▶ EXERCISE INSTRUCTIONS: Pull out every line below that contains the word "medidas".

▶ SUPPLIED INFORMATION:
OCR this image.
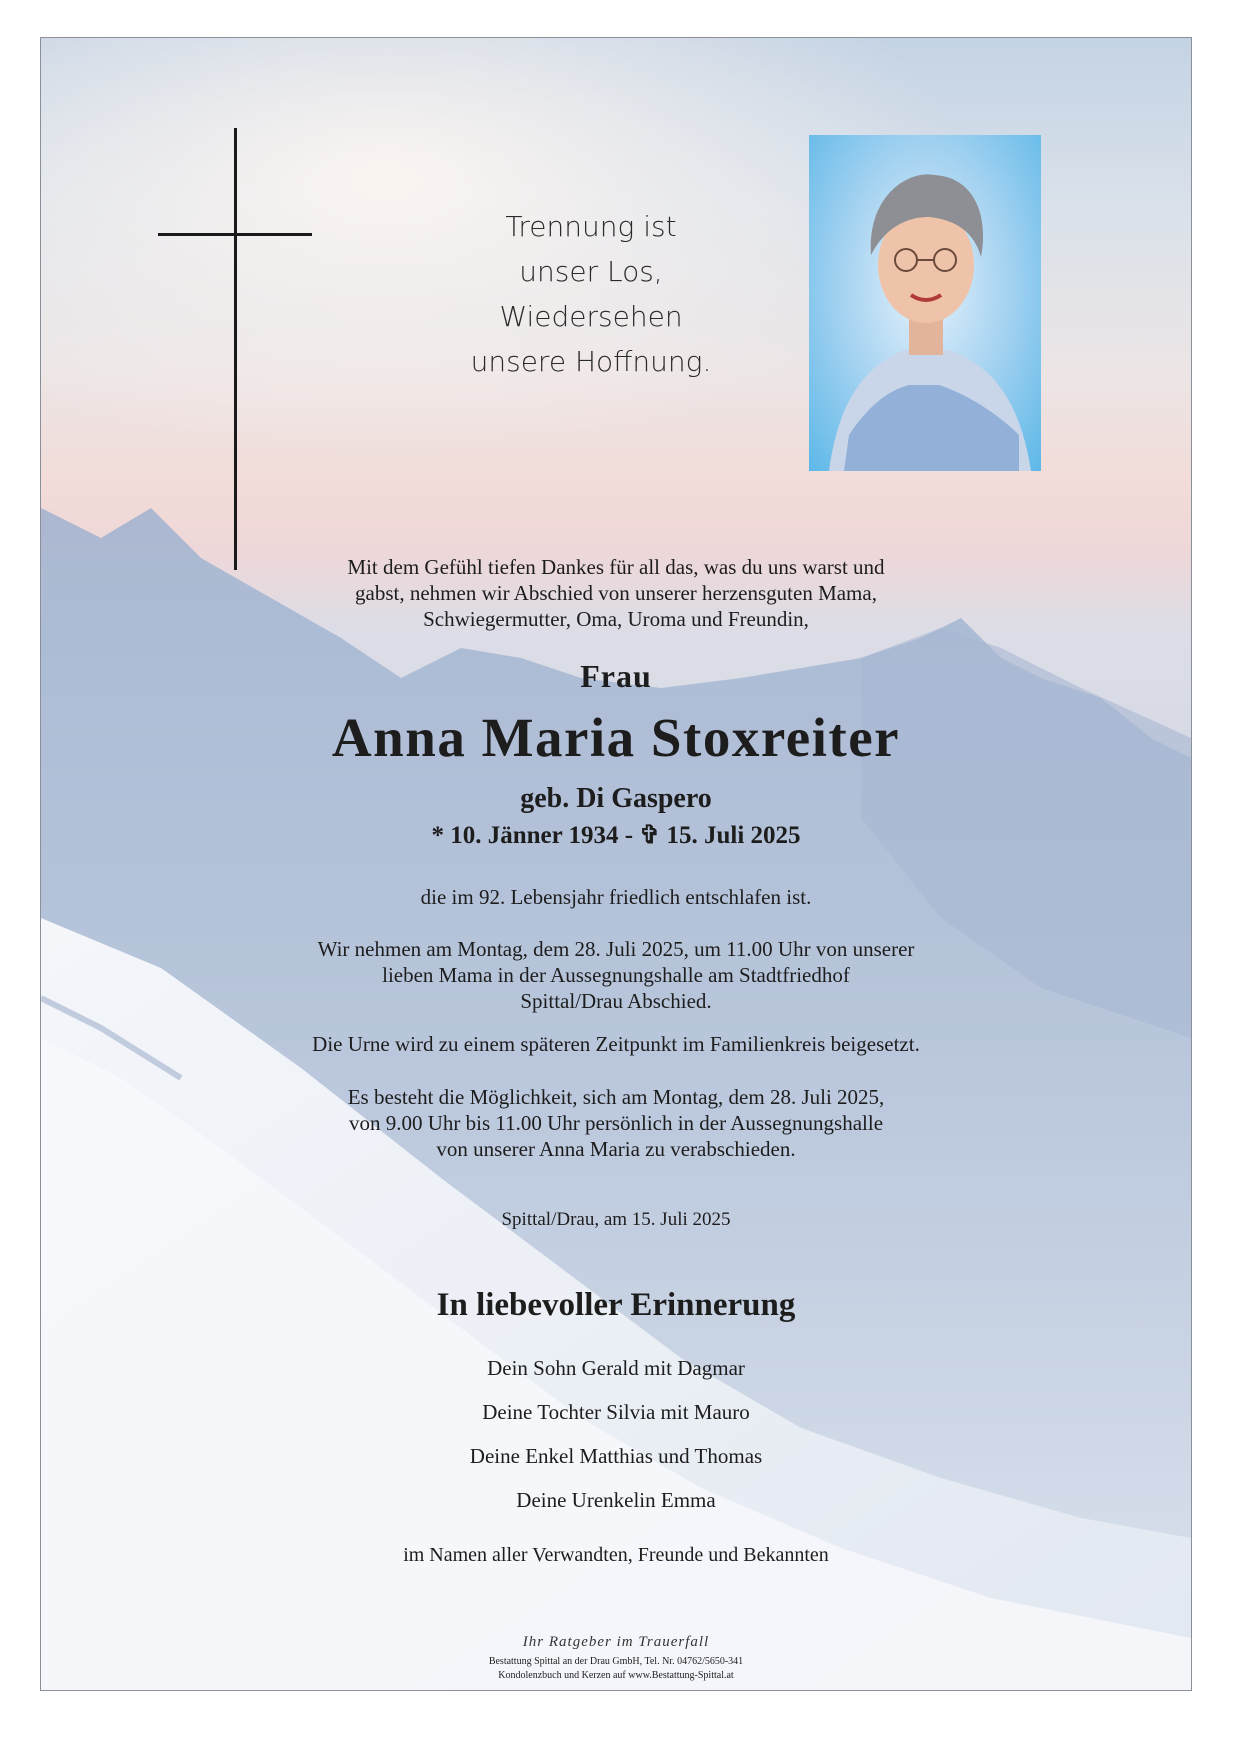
Trennung ist
unser Los,
Wiedersehen
unsere Hoffnung.
Mit dem Gefühl tiefen Dankes für all das, was du uns warst und
gabst, nehmen wir Abschied von unserer herzensguten Mama,
Schwiegermutter, Oma, Uroma und Freundin,
Frau
Anna Maria Stoxreiter
geb. Di Gaspero
* 10. Jänner 1934 - ✞ 15. Juli 2025
die im 92. Lebensjahr friedlich entschlafen ist.
Wir nehmen am Montag, dem 28. Juli 2025, um 11.00 Uhr von unserer
lieben Mama in der Aussegnungshalle am Stadtfriedhof
Spittal/Drau Abschied.
Die Urne wird zu einem späteren Zeitpunkt im Familienkreis beigesetzt.
Es besteht die Möglichkeit, sich am Montag, dem 28. Juli 2025,
von 9.00 Uhr bis 11.00 Uhr persönlich in der Aussegnungshalle
von unserer Anna Maria zu verabschieden.
Spittal/Drau, am 15. Juli 2025
In liebevoller Erinnerung
Dein Sohn Gerald mit Dagmar
Deine Tochter Silvia mit Mauro
Deine Enkel Matthias und Thomas
Deine Urenkelin Emma
im Namen aller Verwandten, Freunde und Bekannten
Ihr Ratgeber im Trauerfall
Bestattung Spittal an der Drau GmbH, Tel. Nr. 04762/5650-341
Kondolenzbuch und Kerzen auf www.Bestattung-Spittal.at
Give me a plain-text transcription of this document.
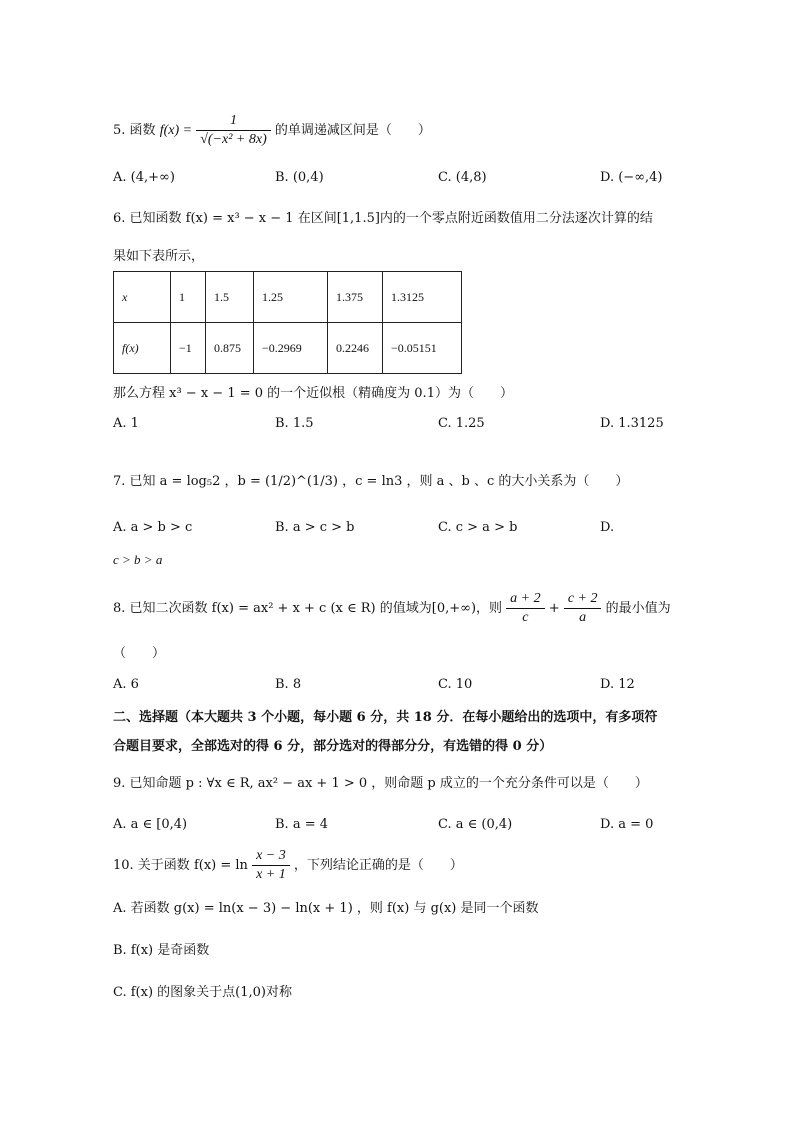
5. 函数 $f(x) = \frac{1}{\text{√(−x² + 8x)}}$ 的单调递减区间是（　　）
A. (4,+∞)	B. (0,4)	C. (4,8)	D. (−∞,4)
6. 已知函数 f(x) = x³ − x − 1 在区间[1,1.5]内的一个零点附近函数值用二分法逐次计算的结
果如下表所示，
x	1	1.5	1.25	1.375	1.3125
f(x)	−1	0.875	−0.2969	0.2246	−0.05151
那么方程 x³ − x − 1 = 0 的一个近似根（精确度为 0.1）为（　　）
A. 1	B. 1.5	C. 1.25	D. 1.3125
7. 已知 a = log₅2 ，b = (1/2)^(1/3) ，c = ln3 ，则 a 、b 、c 的大小关系为（　　）
A. a > b > c	B. a > c > b	C. c > a > b	D.
c > b > a
8. 已知二次函数 f(x) = ax² + x + c (x ∈ R) 的值域为[0,+∞)，则 $\frac{a + 2}{c} + \frac{c + 2}{a}$ 的最小值为
（　　）
A. 6	B. 8	C. 10	D. 12
二、选择题（本大题共 3 个小题，每小题 6 分，共 18 分．在每小题给出的选项中，有多项符
合题目要求，全部选对的得 6 分，部分选对的得部分分，有选错的得 0 分）
9. 已知命题 p : ∀x ∈ R, ax² − ax + 1 > 0 ，则命题 p 成立的一个充分条件可以是（　　）
A. a ∈ [0,4)	B. a = 4	C. a ∈ (0,4)	D. a = 0
10. 关于函数 $f(x) = \ln \frac{x - 3}{x + 1}$ ，下列结论正确的是（　　）
A. 若函数 g(x) = ln(x − 3) − ln(x + 1) ，则 f(x) 与 g(x) 是同一个函数
B. f(x) 是奇函数
C. f(x) 的图象关于点(1,0)对称
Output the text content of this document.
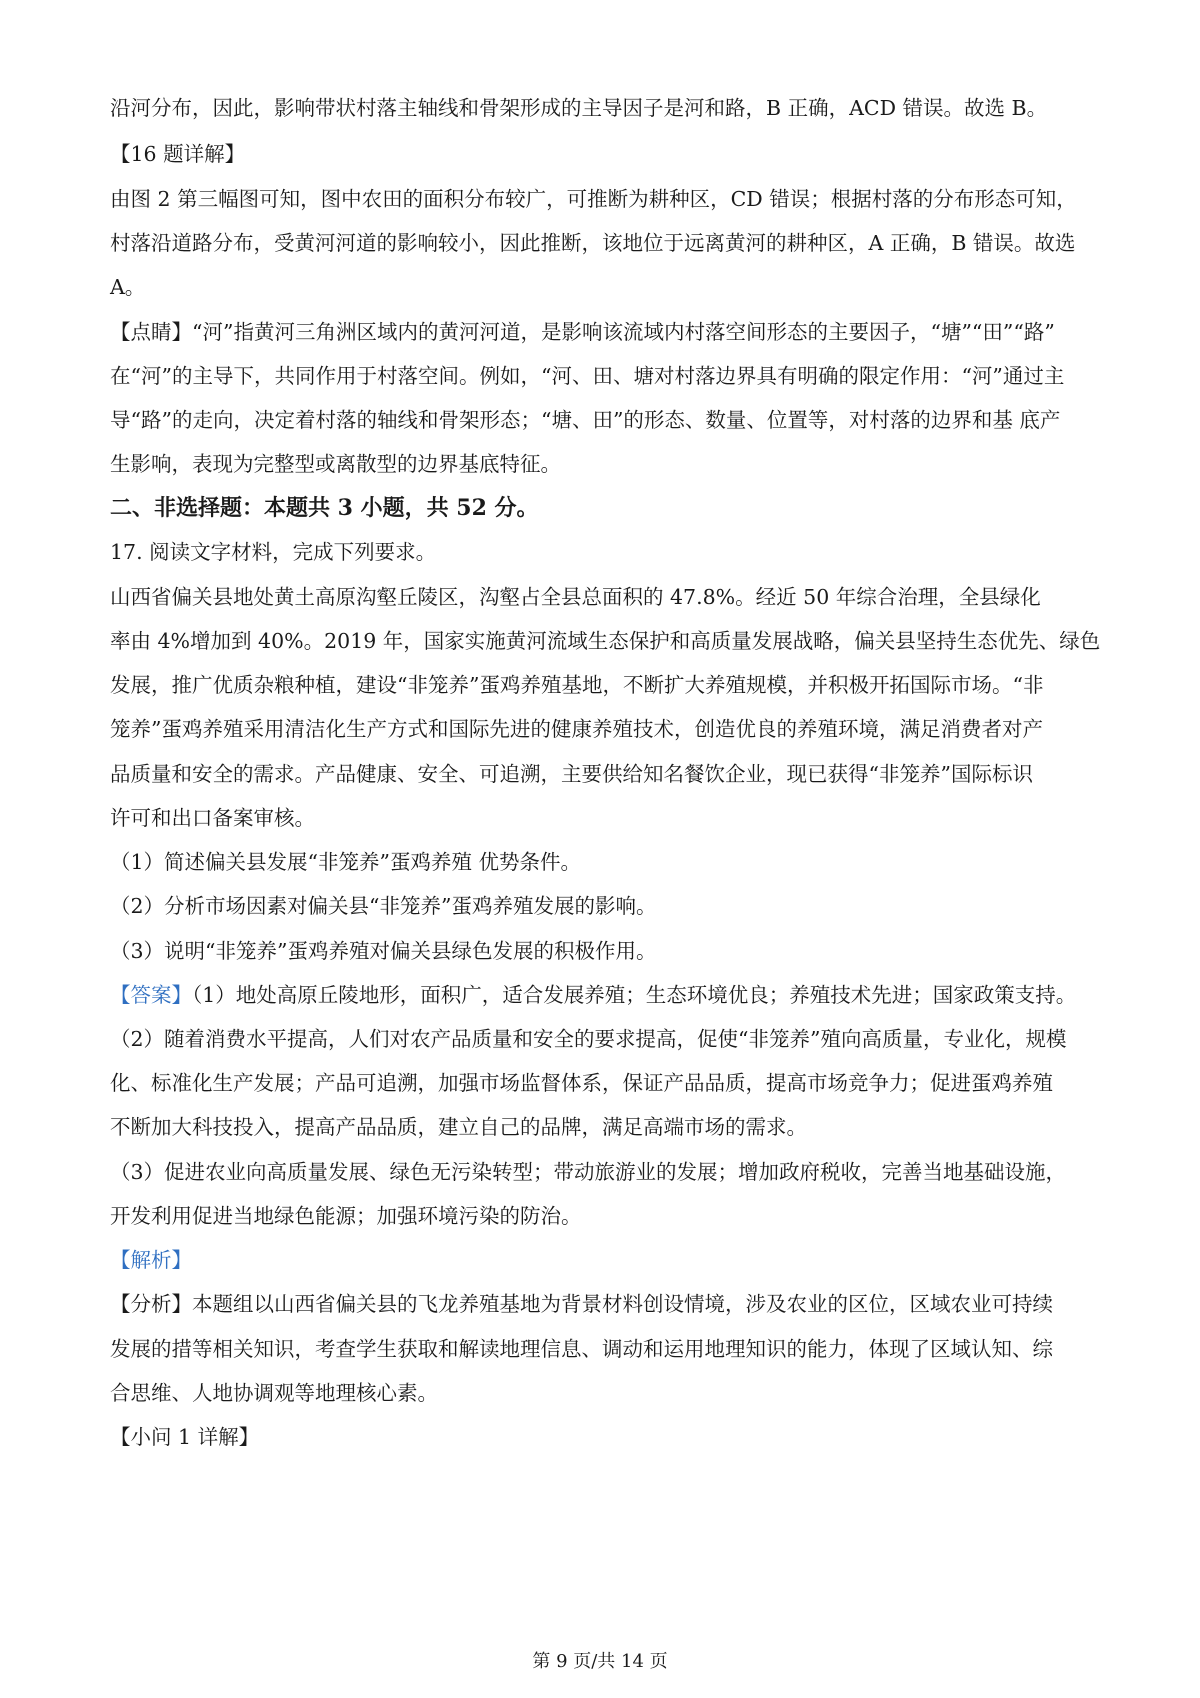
沿河分布，因此，影响带状村落主轴线和骨架形成的主导因子是河和路，B 正确，ACD 错误。故选 B。
【16 题详解】
由图 2 第三幅图可知，图中农田的面积分布较广，可推断为耕种区，CD 错误；根据村落的分布形态可知，
村落沿道路分布，受黄河河道的影响较小，因此推断，该地位于远离黄河的耕种区，A 正确，B 错误。故选
A。
【点睛】“河”指黄河三角洲区域内的黄河河道，是影响该流域内村落空间形态的主要因子，“塘”“田”“路”
在“河”的主导下，共同作用于村落空间。例如，“河、田、塘对村落边界具有明确的限定作用：“河”通过主
导“路”的走向，决定着村落的轴线和骨架形态；“塘、田”的形态、数量、位置等，对村落的边界和基 底产
生影响，表现为完整型或离散型的边界基底特征。
二、非选择题：本题共 3 小题，共 52 分。
17. 阅读文字材料，完成下列要求。
山西省偏关县地处黄土高原沟壑丘陵区，沟壑占全县总面积的 47.8%。经近 50 年综合治理，全县绿化
率由 4%增加到 40%。2019 年，国家实施黄河流域生态保护和高质量发展战略，偏关县坚持生态优先、绿色
发展，推广优质杂粮种植，建设“非笼养”蛋鸡养殖基地，不断扩大养殖规模，并积极开拓国际市场。“非
笼养”蛋鸡养殖采用清洁化生产方式和国际先进的健康养殖技术，创造优良的养殖环境，满足消费者对产
品质量和安全的需求。产品健康、安全、可追溯，主要供给知名餐饮企业，现已获得“非笼养”国际标识
许可和出口备案审核。
（1）简述偏关县发展“非笼养”蛋鸡养殖 优势条件。
（2）分析市场因素对偏关县“非笼养”蛋鸡养殖发展的影响。
（3）说明“非笼养”蛋鸡养殖对偏关县绿色发展的积极作用。
【答案】（1）地处高原丘陵地形，面积广，适合发展养殖；生态环境优良；养殖技术先进；国家政策支持。
（2）随着消费水平提高，人们对农产品质量和安全的要求提高，促使“非笼养”殖向高质量，专业化，规模
化、标准化生产发展；产品可追溯，加强市场监督体系，保证产品品质，提高市场竞争力；促进蛋鸡养殖
不断加大科技投入，提高产品品质，建立自己的品牌，满足高端市场的需求。
（3）促进农业向高质量发展、绿色无污染转型；带动旅游业的发展；增加政府税收，完善当地基础设施，
开发利用促进当地绿色能源；加强环境污染的防治。
【解析】
【分析】本题组以山西省偏关县的飞龙养殖基地为背景材料创设情境，涉及农业的区位，区域农业可持续
发展的措等相关知识，考查学生获取和解读地理信息、调动和运用地理知识的能力，体现了区域认知、综
合思维、人地协调观等地理核心素。
【小问 1 详解】
第 9 页/共 14 页
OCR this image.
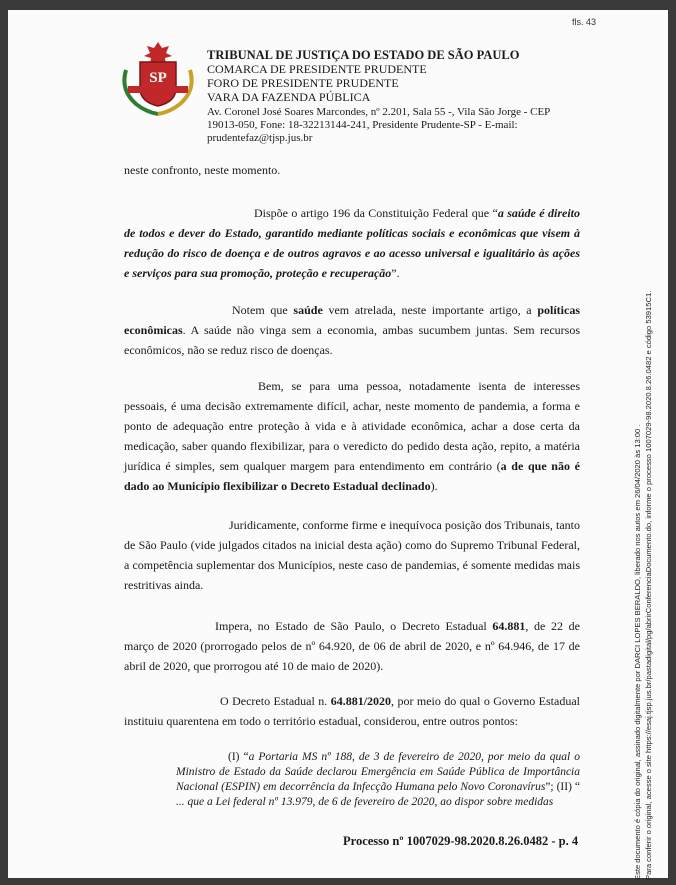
fls. 43
SP
TRIBUNAL DE JUSTIÇA DO ESTADO DE SÃO PAULO
COMARCA DE PRESIDENTE PRUDENTE
FORO DE PRESIDENTE PRUDENTE
VARA DA FAZENDA PÚBLICA
Av. Coronel José Soares Marcondes, nº 2.201, Sala 55 -, Vila São Jorge - CEP
19013-050, Fone: 18-32213144-241, Presidente Prudente-SP - E-mail:
prudentefaz@tjsp.jus.br
neste confronto, neste momento.
Dispõe o artigo 196 da Constituição Federal que “a saúde é direito de todos e dever do Estado, garantido mediante políticas sociais e econômicas que visem à redução do risco de doença e de outros agravos e ao acesso universal e igualitário às ações e serviços para sua promoção, proteção e recuperação”.
Notem que saúde vem atrelada, neste importante artigo, a políticas econômicas. A saúde não vinga sem a economia, ambas sucumbem juntas. Sem recursos econômicos, não se reduz risco de doenças.
Bem, se para uma pessoa, notadamente isenta de interesses pessoais, é uma decisão extremamente difícil, achar, neste momento de pandemia, a forma e ponto de adequação entre proteção à vida e à atividade econômica, achar a dose certa da medicação, saber quando flexibilizar, para o veredicto do pedido desta ação, repito, a matéria jurídica é simples, sem qualquer margem para entendimento em contrário (a de que não é dado ao Município flexibilizar o Decreto Estadual declinado).
Juridicamente, conforme firme e inequívoca posição dos Tribunais, tanto de São Paulo (vide julgados citados na inicial desta ação) como do Supremo Tribunal Federal, a competência suplementar dos Municípios, neste caso de pandemias, é somente medidas mais restritivas ainda.
Impera, no Estado de São Paulo, o Decreto Estadual 64.881, de 22 de março de 2020 (prorrogado pelos de nº 64.920, de 06 de abril de 2020, e nº 64.946, de 17 de abril de 2020, que prorrogou até 10 de maio de 2020).
O Decreto Estadual n. 64.881/2020, por meio do qual o Governo Estadual instituiu quarentena em todo o território estadual, considerou, entre outros pontos:
(I) “a Portaria MS nº 188, de 3 de fevereiro de 2020, por meio da qual o Ministro de Estado da Saúde declarou Emergência em Saúde Pública de Importância Nacional (ESPIN) em decorrência da Infecção Humana pelo Novo Coronavírus”; (II) “ ... que a Lei federal nº 13.979, de 6 de fevereiro de 2020, ao dispor sobre medidas
Processo nº 1007029-98.2020.8.26.0482 - p. 4	Este documento é cópia do original, assinado digitalmente por DARCI LOPES BERALDO, liberado nos autos em 26/04/2020 às 13:00 . Para conferir o original, acesse o site https://esaj.tjsp.jus.br/pastadigital/pg/abrirConferenciaDocumento.do, informe o processo 1007029-98.2020.8.26.0482 e código 53915C1.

▶ FULL SOLUTION:
Juridicamente, conforme firme e inequívoca posição dos Tribunais, tanto de São Paulo (vide julgados citados na inicial desta ação) como do Supremo Tribunal Federal, a competência suplementar dos Municípios, neste caso de pandemias, é somente medidas mais restritivas ainda.
(I) “a Portaria MS nº 188, de 3 de fevereiro de 2020, por meio da qual o Ministro de Estado da Saúde declarou Emergência em Saúde Pública de Importância Nacional (ESPIN) em decorrência da Infecção Humana pelo Novo Coronavírus”; (II) “ ... que a Lei federal nº 13.979, de 6 de fevereiro de 2020, ao dispor sobre medidas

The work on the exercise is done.